## Brief
Reproduce each of the entries below word for word, leaving the pictures out of your output.

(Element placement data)
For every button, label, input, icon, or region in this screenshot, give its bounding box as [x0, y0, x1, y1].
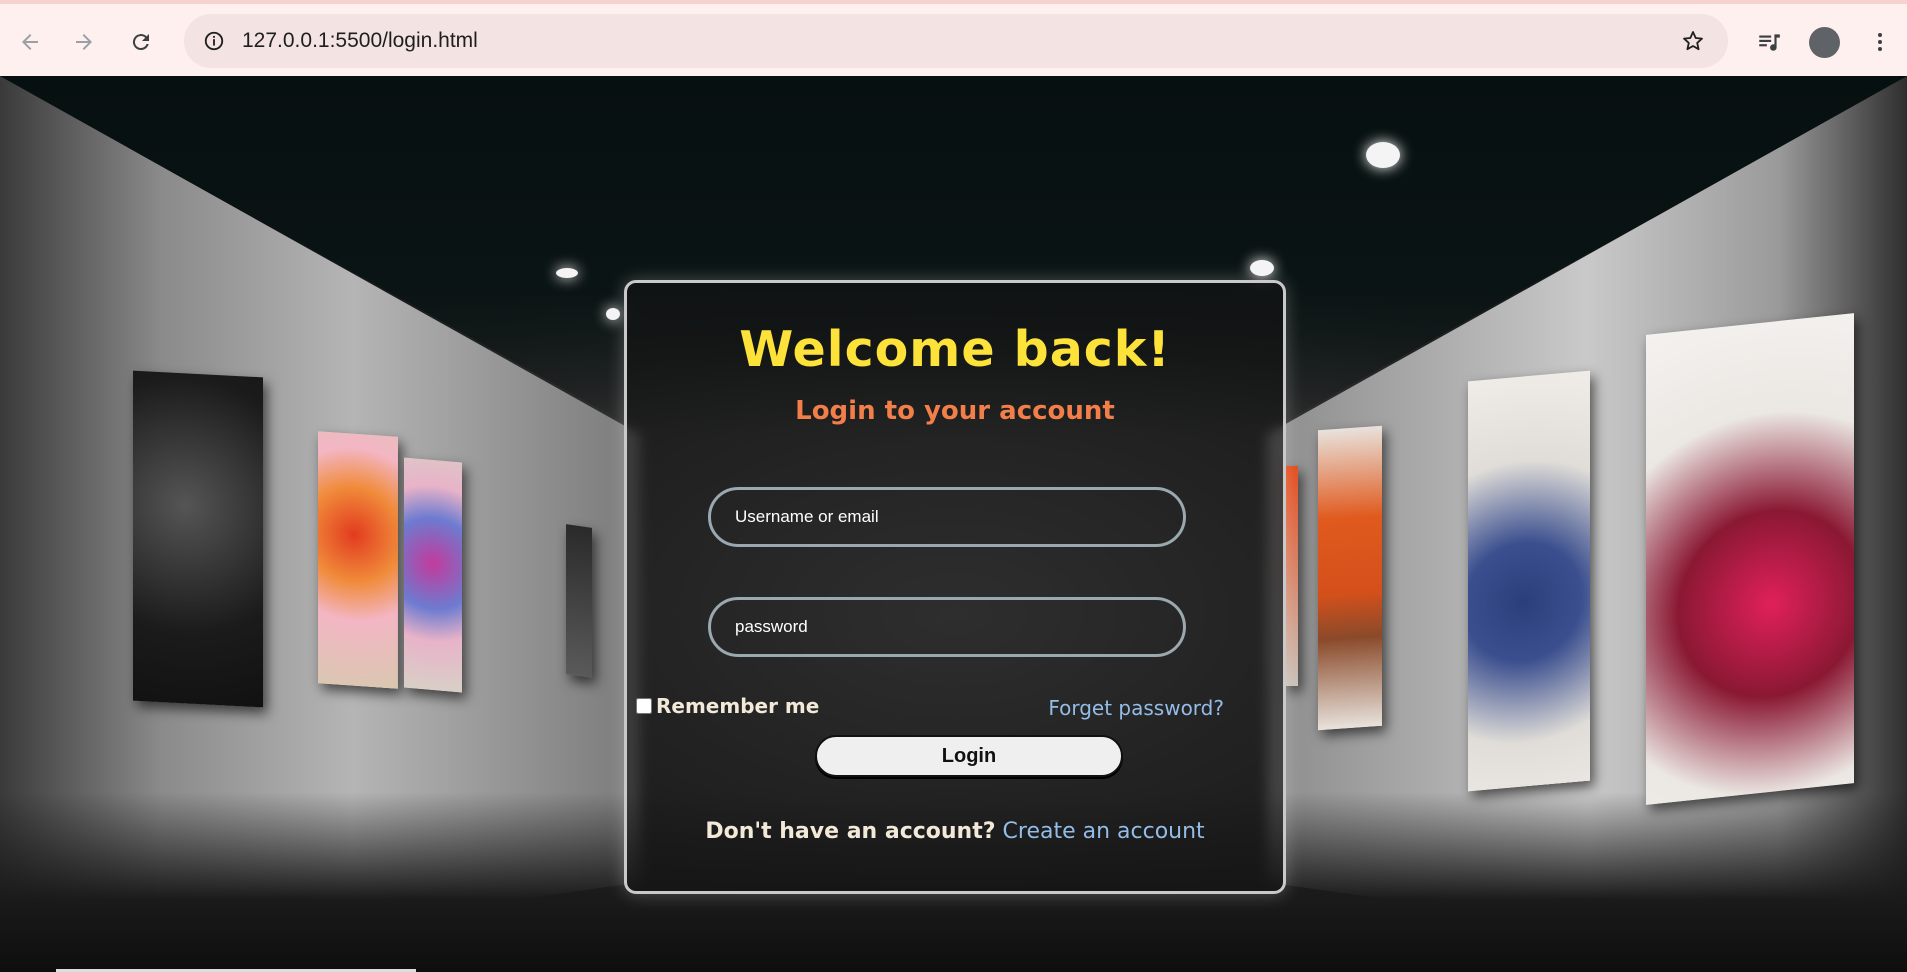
- login-card: Welcome back! Login to your account Reme…: [624, 280, 1286, 894]
- artwork: [1318, 425, 1382, 731]
- reload-icon: [132, 34, 149, 51]
- back-button[interactable]: [12, 24, 48, 60]
- bookmark-button[interactable]: [1678, 26, 1708, 56]
- signup-prompt: Don't have an account? Create an account: [627, 819, 1283, 844]
- artwork: [1284, 466, 1298, 686]
- ceiling-lamp: [556, 268, 578, 278]
- signup-question: Don't have an account?: [705, 819, 996, 844]
- reload-button[interactable]: [123, 24, 159, 60]
- create-account-link[interactable]: Create an account: [1003, 819, 1205, 844]
- artwork: [404, 457, 462, 693]
- artwork: [1468, 370, 1590, 792]
- login-button[interactable]: Login: [815, 735, 1123, 777]
- artwork: [133, 370, 263, 708]
- forward-button[interactable]: [66, 24, 102, 60]
- artwork: [1646, 313, 1854, 805]
- info-icon: [204, 31, 224, 51]
- page-title: Welcome back!: [739, 321, 1171, 378]
- kebab-menu-icon: [1878, 33, 1882, 51]
- avatar[interactable]: [1809, 27, 1840, 58]
- ceiling-lamp: [1366, 142, 1400, 168]
- browser-toolbar: 127.0.0.1:5500/login.html: [0, 0, 1907, 76]
- remember-me-label: Remember me: [656, 694, 820, 718]
- ceiling-lamp: [606, 308, 620, 320]
- password-input[interactable]: [708, 597, 1186, 657]
- page-subtitle: Login to your account: [795, 396, 1115, 426]
- remember-me[interactable]: Remember me: [636, 694, 819, 718]
- forgot-password-link[interactable]: Forget password?: [1048, 696, 1224, 720]
- arrow-right-icon: [76, 34, 92, 50]
- address-bar[interactable]: 127.0.0.1:5500/login.html: [184, 14, 1728, 68]
- browser-menu-button[interactable]: [1862, 24, 1898, 60]
- remember-me-checkbox[interactable]: [636, 698, 652, 714]
- artwork: [318, 431, 398, 689]
- url-text[interactable]: 127.0.0.1:5500/login.html: [242, 29, 478, 53]
- media-controls-button[interactable]: [1751, 24, 1787, 60]
- site-info-button[interactable]: [196, 23, 232, 59]
- star-icon: [1683, 31, 1703, 51]
- media-playlist-icon: [1759, 34, 1780, 51]
- username-input[interactable]: [708, 487, 1186, 547]
- ceiling-lamp: [1250, 260, 1274, 276]
- arrow-left-icon: [22, 34, 38, 50]
- artwork: [566, 524, 592, 678]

## Solution for this task
For every button, label, input, icon, or region in this screenshot, give its bounding box as [x0, y0, x1, y1].
- login-card: Welcome back! Login to your account Reme…: [624, 280, 1286, 894]
- artwork: [1318, 425, 1382, 731]
- reload-icon: [132, 34, 149, 51]
- back-button[interactable]: [12, 24, 48, 60]
- bookmark-button[interactable]: [1678, 26, 1708, 56]
- signup-prompt: Don't have an account? Create an account: [627, 819, 1283, 844]
- artwork: [1284, 466, 1298, 686]
- ceiling-lamp: [556, 268, 578, 278]
- signup-question: Don't have an account?: [705, 819, 996, 844]
- reload-button[interactable]: [123, 24, 159, 60]
- create-account-link[interactable]: Create an account: [1003, 819, 1205, 844]
- artwork: [404, 457, 462, 693]
- artwork: [1468, 370, 1590, 792]
- login-button[interactable]: Login: [815, 735, 1123, 777]
- artwork: [133, 370, 263, 708]
- forward-button[interactable]: [66, 24, 102, 60]
- artwork: [1646, 313, 1854, 805]
- info-icon: [204, 31, 224, 51]
- page-title: Welcome back!: [739, 321, 1171, 378]
- kebab-menu-icon: [1878, 33, 1882, 51]
- avatar[interactable]: [1809, 27, 1840, 58]
- ceiling-lamp: [1366, 142, 1400, 168]
- browser-toolbar: 127.0.0.1:5500/login.html: [0, 0, 1907, 76]
- remember-me-label: Remember me: [656, 694, 820, 718]
- ceiling-lamp: [606, 308, 620, 320]
- password-input[interactable]: [708, 597, 1186, 657]
- page-subtitle: Login to your account: [795, 396, 1115, 426]
- remember-me[interactable]: Remember me: [636, 694, 819, 718]
- forgot-password-link[interactable]: Forget password?: [1048, 696, 1224, 720]
- arrow-right-icon: [76, 34, 92, 50]
- address-bar[interactable]: 127.0.0.1:5500/login.html: [184, 14, 1728, 68]
- browser-menu-button[interactable]: [1862, 24, 1898, 60]
- remember-me-checkbox[interactable]: [636, 698, 652, 714]
- artwork: [318, 431, 398, 689]
- url-text[interactable]: 127.0.0.1:5500/login.html: [242, 29, 478, 53]
- media-controls-button[interactable]: [1751, 24, 1787, 60]
- site-info-button[interactable]: [196, 23, 232, 59]
- star-icon: [1683, 31, 1703, 51]
- media-playlist-icon: [1759, 34, 1780, 51]
- username-input[interactable]: [708, 487, 1186, 547]
- ceiling-lamp: [1250, 260, 1274, 276]
- arrow-left-icon: [22, 34, 38, 50]
- artwork: [566, 524, 592, 678]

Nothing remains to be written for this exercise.